Excerpt:
___
Wednesday at the movies

I hope your week is going well. I had an afternoon to myself, so I saw a movie my wife would pass on – “Vice.” The movie defines the Vics Presidency of Dick Cheney as one where he had more control of the country than his boss.

Christian Bale plays Cheney quite well to the extent it is hard to believe that is Bale underneath the weight gain and loss of hair. The movie is similar in style to “The Big Short,” so it has several asides to explain things. Amy Adams is highly commendable as his wife Lynne Cheney. I would give it a thumbs up, but I must confess it is a little unnerving.

Last year, we caught a few other movies that are also getting some Oscar buzz. Our favorite movie is “Green Book.” Viggp Mortenson plays a chauffeur hired as security to transport around the pre-Civil Rights era South an African-American concert pianist played by Mahershala Ali.

We also saw “Bohemian Rhapsody” about the life of Freddie Mercury and Queen. Rami Malek plays Mercury and Gwilym Lee plays the talented guitarist Brian May. It is quite entertaining and worth a look if only to learn more about Mercury and see the behind the scenes interplay of the band.
___
Dataset records:
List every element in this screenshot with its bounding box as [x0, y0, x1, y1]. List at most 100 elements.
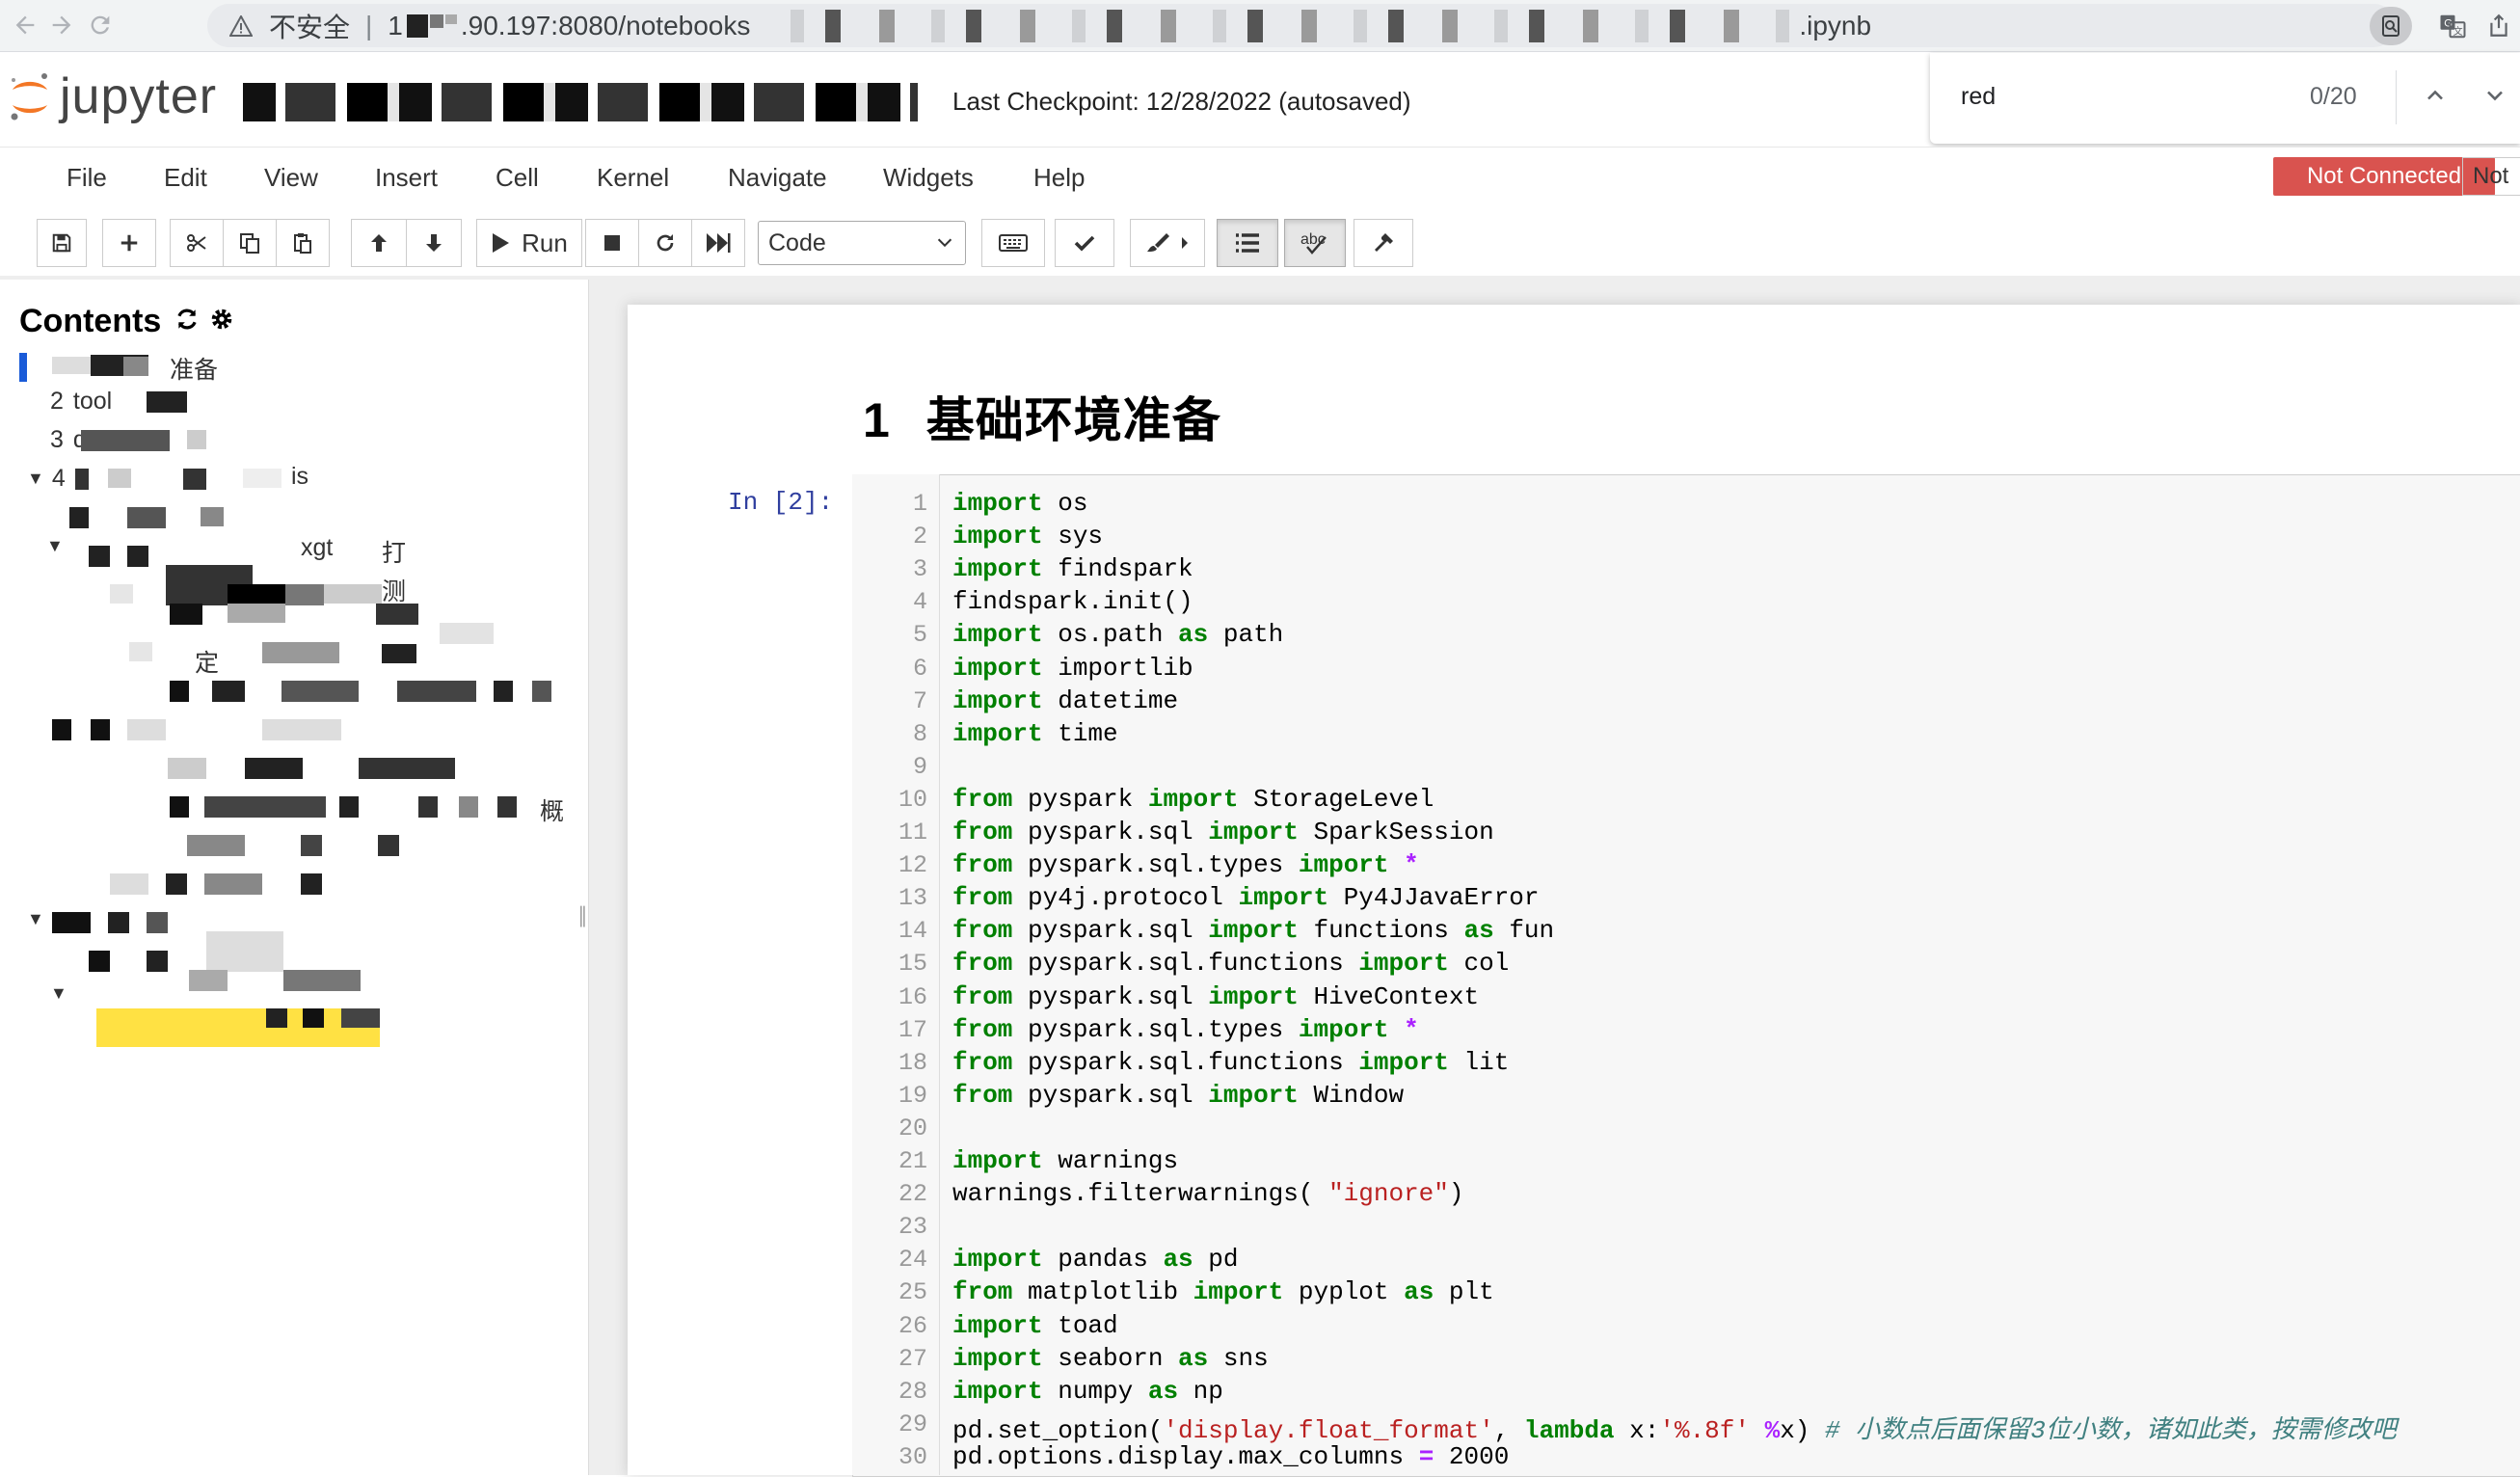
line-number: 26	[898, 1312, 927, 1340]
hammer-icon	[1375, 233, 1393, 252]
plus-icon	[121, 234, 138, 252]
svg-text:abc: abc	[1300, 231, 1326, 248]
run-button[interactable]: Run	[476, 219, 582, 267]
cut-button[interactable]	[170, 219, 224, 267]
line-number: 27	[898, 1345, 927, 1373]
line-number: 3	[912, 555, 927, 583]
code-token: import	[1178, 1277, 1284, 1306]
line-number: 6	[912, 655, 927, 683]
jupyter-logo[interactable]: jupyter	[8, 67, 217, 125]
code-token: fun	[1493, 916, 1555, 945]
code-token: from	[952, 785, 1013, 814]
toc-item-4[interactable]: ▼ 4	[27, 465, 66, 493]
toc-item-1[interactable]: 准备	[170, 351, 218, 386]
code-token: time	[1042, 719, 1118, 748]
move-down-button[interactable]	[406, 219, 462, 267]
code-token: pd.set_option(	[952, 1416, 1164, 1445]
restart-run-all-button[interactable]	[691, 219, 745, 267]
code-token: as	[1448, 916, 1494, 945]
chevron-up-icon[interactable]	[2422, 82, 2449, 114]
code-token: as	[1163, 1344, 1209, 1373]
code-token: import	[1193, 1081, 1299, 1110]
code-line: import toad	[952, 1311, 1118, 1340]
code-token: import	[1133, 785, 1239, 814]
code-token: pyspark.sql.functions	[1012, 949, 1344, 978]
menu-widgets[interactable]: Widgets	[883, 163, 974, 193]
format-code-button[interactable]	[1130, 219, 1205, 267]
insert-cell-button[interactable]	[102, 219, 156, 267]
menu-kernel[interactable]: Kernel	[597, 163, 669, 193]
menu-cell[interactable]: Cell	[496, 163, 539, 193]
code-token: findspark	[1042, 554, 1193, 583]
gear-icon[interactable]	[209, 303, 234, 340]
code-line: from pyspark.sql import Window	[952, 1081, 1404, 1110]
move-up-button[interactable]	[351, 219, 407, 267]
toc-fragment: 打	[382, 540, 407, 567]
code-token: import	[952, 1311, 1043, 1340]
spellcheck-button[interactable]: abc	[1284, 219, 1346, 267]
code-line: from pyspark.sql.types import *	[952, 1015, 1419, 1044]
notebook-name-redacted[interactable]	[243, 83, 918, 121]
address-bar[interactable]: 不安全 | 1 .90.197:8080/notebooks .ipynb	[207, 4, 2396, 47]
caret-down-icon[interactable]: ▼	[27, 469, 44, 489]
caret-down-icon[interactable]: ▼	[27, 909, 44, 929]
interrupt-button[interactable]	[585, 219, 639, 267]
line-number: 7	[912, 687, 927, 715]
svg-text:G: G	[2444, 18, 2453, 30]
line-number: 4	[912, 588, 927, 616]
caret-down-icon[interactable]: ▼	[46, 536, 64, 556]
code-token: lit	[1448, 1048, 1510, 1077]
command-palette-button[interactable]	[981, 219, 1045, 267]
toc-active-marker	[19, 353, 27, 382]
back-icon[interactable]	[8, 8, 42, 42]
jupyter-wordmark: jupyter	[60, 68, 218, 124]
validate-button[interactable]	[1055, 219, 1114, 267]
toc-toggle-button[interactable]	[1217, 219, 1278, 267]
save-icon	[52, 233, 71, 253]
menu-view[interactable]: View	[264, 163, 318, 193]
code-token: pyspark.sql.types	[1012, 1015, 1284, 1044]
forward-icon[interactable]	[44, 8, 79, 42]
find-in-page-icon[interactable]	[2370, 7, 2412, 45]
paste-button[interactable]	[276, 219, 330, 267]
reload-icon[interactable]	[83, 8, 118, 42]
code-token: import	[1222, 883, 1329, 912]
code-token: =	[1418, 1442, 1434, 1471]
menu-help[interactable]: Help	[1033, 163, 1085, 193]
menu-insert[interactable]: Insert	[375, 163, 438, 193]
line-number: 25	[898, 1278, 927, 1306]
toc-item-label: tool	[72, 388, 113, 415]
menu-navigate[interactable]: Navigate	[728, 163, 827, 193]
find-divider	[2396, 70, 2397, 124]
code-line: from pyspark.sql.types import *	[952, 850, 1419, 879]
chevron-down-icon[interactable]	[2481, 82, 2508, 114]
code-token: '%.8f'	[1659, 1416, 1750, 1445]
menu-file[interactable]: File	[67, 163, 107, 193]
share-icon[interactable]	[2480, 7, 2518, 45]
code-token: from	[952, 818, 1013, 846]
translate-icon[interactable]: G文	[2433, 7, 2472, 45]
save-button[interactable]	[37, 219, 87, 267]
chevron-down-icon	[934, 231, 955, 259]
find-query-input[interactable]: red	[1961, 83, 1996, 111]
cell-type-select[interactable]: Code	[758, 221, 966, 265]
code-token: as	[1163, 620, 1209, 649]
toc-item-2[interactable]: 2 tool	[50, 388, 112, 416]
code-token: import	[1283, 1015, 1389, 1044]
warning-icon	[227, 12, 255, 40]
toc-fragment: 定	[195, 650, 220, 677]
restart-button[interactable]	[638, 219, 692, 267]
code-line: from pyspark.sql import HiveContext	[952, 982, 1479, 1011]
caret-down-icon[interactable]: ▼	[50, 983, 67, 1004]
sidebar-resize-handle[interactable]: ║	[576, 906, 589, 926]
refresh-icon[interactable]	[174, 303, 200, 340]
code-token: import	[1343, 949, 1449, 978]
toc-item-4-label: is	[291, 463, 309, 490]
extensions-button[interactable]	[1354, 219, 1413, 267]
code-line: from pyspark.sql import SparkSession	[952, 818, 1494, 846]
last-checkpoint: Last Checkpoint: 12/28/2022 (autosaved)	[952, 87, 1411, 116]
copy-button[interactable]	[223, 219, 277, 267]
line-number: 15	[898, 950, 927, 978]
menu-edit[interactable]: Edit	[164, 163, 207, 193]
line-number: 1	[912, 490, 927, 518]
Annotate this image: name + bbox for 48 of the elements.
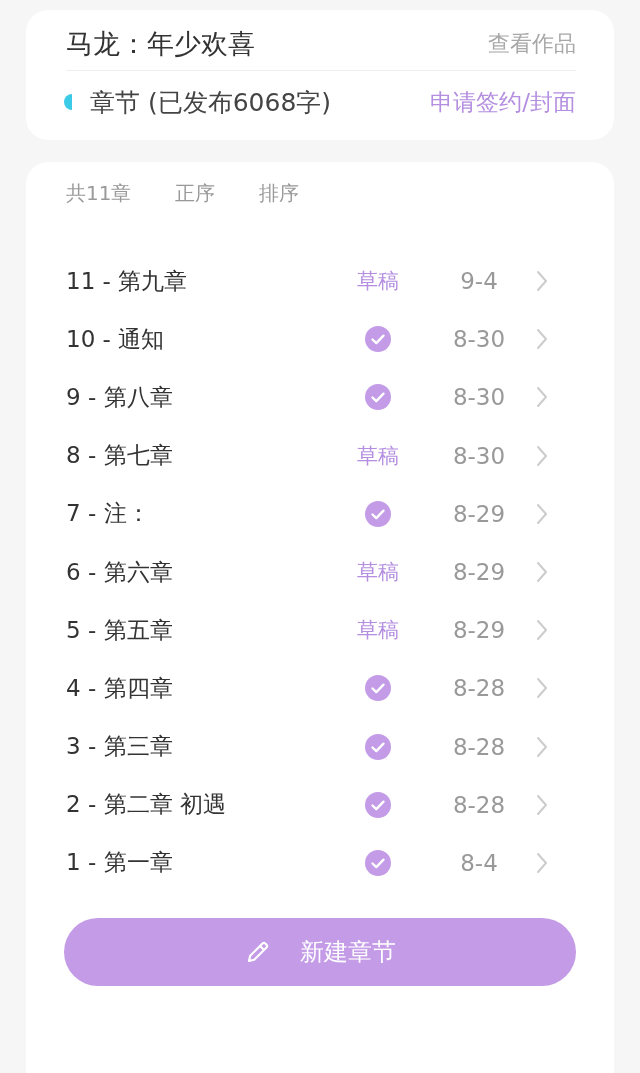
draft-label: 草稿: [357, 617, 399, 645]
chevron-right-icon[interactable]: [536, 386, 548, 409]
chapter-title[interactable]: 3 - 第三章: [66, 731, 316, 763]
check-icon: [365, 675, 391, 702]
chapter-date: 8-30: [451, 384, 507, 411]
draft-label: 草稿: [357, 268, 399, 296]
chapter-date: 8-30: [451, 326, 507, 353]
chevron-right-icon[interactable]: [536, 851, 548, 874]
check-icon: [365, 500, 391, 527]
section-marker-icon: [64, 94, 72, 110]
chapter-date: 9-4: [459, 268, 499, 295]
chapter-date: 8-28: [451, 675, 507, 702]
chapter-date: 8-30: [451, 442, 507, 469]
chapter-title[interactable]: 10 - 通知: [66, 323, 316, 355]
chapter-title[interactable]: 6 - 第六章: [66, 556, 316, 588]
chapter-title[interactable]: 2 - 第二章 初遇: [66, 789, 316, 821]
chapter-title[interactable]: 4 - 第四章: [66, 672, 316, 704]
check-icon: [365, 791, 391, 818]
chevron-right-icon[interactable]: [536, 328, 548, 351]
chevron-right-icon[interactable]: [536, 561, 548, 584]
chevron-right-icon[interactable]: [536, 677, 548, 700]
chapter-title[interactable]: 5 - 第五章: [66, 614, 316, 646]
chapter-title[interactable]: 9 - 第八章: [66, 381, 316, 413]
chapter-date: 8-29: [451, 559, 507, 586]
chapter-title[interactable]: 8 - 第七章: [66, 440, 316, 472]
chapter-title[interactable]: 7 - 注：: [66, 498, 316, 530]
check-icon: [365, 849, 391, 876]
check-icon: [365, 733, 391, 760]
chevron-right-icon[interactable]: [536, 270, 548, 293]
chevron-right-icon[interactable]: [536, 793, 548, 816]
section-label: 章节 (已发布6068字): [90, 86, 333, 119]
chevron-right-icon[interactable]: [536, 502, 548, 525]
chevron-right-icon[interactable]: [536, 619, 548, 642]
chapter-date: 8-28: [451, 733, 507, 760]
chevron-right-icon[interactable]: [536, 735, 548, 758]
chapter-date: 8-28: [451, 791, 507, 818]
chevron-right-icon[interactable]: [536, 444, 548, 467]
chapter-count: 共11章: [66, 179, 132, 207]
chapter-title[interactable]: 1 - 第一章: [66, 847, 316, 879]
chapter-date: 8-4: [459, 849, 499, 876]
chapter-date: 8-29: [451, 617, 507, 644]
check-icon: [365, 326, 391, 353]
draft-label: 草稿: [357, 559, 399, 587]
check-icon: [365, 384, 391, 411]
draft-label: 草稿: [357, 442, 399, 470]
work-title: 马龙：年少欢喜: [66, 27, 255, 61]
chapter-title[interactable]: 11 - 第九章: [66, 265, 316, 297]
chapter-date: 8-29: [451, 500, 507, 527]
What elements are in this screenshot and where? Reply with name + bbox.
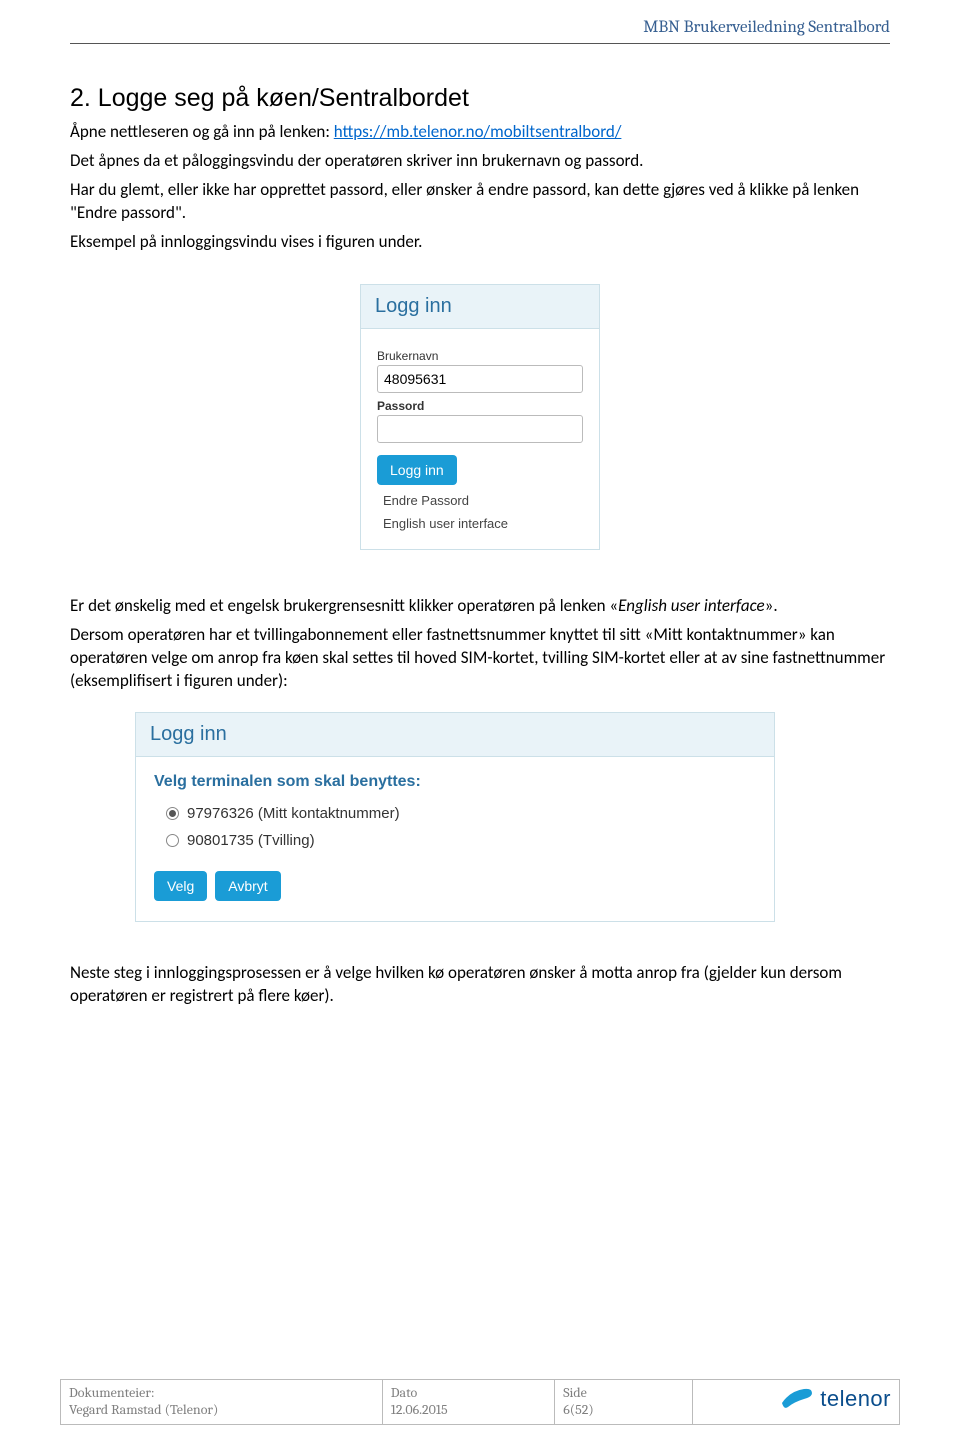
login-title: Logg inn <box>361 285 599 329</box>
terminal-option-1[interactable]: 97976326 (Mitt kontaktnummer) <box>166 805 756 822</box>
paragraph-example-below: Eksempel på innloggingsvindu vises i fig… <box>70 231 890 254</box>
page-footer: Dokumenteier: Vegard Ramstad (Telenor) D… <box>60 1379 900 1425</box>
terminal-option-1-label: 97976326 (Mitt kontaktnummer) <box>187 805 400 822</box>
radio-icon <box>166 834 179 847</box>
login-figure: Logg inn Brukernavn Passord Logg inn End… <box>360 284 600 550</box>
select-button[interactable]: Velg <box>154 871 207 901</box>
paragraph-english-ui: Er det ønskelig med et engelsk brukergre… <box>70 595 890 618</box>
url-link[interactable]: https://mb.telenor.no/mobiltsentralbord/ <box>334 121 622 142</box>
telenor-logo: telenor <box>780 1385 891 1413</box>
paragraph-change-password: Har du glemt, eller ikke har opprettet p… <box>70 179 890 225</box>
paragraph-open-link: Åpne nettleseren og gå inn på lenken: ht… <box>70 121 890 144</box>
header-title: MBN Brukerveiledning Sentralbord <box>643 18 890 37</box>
___
Task set:
A. Which movies are named in the movie post? List them all.
B. Among the entries, take the lines that begin with the one containing "login-title: Logg inn" and end with the one containing "login-figure: Logg inn". Rewrite only those lines, putting "Mitt mobilnummer" in place of "Mitt kontaktnummer" and changing nothing else.

Solutions for each task:
A.
- Vice
- The Big Short
- Green Book
- Bohemian Rhapsody

B.
login-title: Logg inn <box>361 285 599 329</box>
terminal-option-1[interactable]: 97976326 (Mitt mobilnummer) <box>166 805 756 822</box>
paragraph-example-below: Eksempel på innloggingsvindu vises i fig… <box>70 231 890 254</box>
page-footer: Dokumenteier: Vegard Ramstad (Telenor) D… <box>60 1379 900 1425</box>
terminal-option-1-label: 97976326 (Mitt mobilnummer) <box>187 805 400 822</box>
radio-icon <box>166 834 179 847</box>
login-figure: Logg inn Brukernavn Passord Logg inn End… <box>360 284 600 550</box>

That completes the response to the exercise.